[start]

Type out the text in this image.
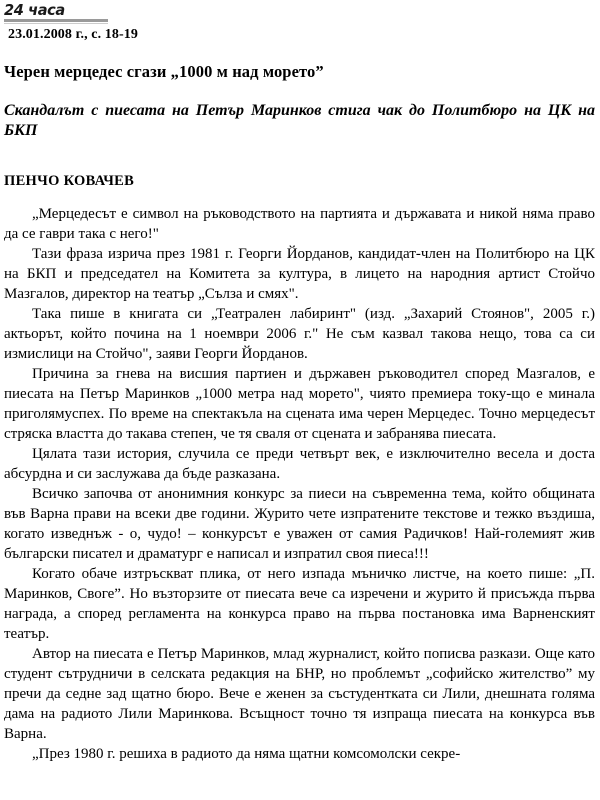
24 часа
23.01.2008 г., с. 18-19
Черен мерцедес сгази „1000 м над морето”
Скандалът с пиесата на Петър Маринков стига чак до Политбюро на ЦК на БКП
ПЕНЧО КОВАЧЕВ

„Мерцедесът е символ на ръководството на партията и държавата и никой няма право да се гаври така с него!"

Тази фраза изрича през 1981 г. Георги Йорданов, кандидат-член на Политбюро на ЦК на БКП и председател на Комитета за култура, в лицето на народния артист Стойчо Мазгалов, директор на театър „Сълза и смях".

Така пише в книгата си „Театрален лабиринт" (изд. „Захарий Стоянов", 2005 г.) актьорът, който почина на 1 ноември 2006 г." Не съм казвал такова нещо, това са си измислици на Стойчо", заяви Георги Йорданов.

Причина за гнева на висшия партиен и държавен ръководител според Мазгалов, е пиесата на Петър Маринков „1000 метра над морето", чиято премиера току-що е минала приголямуспех. По време на спектакъла на сцената има черен Мерцедес. Точно мерцедесът стряска властта до такава степен, че тя сваля от сцената и забранява пиесата.

Цялата тази история, случила се преди четвърт век, е изключително весела и доста абсурдна и си заслужава да бъде разказана.

Всичко започва от анонимния конкурс за пиеси на съвременна тема, който общината във Варна прави на всеки две години. Журито чете изпратените текстове и тежко въздиша, когато изведнъж - о, чудо! – конкурсът е уважен от самия Радичков! Най-големият жив български писател и драматург е написал и изпратил своя пиеса!!!

Когато обаче изтръскват плика, от него изпада мъничко листче, на което пише: „П. Маринков, Своге”. Но възторзите от пиесата вече са изречени и журито й присъжда първа награда, а според регламента на конкурса право на първа постановка има Варненският театър.

Автор на пиесата е Петър Маринков, млад журналист, който пописва разкази. Още като студент сътрудничи в селската редакция на БНР, но проблемът „софийско жителство” му пречи да седне зад щатно бюро. Вече е женен за състудентката си Лили, днешната голяма дама на радиото Лили Маринкова. Всъщност точно тя изпраща пиесата на конкурса във Варна.

„През 1980 г. решиха в радиото да няма щатни комсомолски секре-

[end]

Find the word "конкурса" in the entries, and copy every line it shows up in.

Solution for this exercise
Когато обаче изтръскват плика, от него изпада мъничко листче, на което пише: „П. Маринков, Своге”. Но възторзите от пиесата вече са изречени и журито й присъжда първа награда, а според регламента на конкурса право на първа постановка има Варненският театър.
Автор на пиесата е Петър Маринков, млад журналист, който пописва разкази. Още като студент сътрудничи в селската редакция на БНР, но проблемът „софийско жителство” му пречи да седне зад щатно бюро. Вече е женен за състудентката си Лили, днешната голяма дама на радиото Лили Маринкова. Всъщност точно тя изпраща пиесата на конкурса във Варна.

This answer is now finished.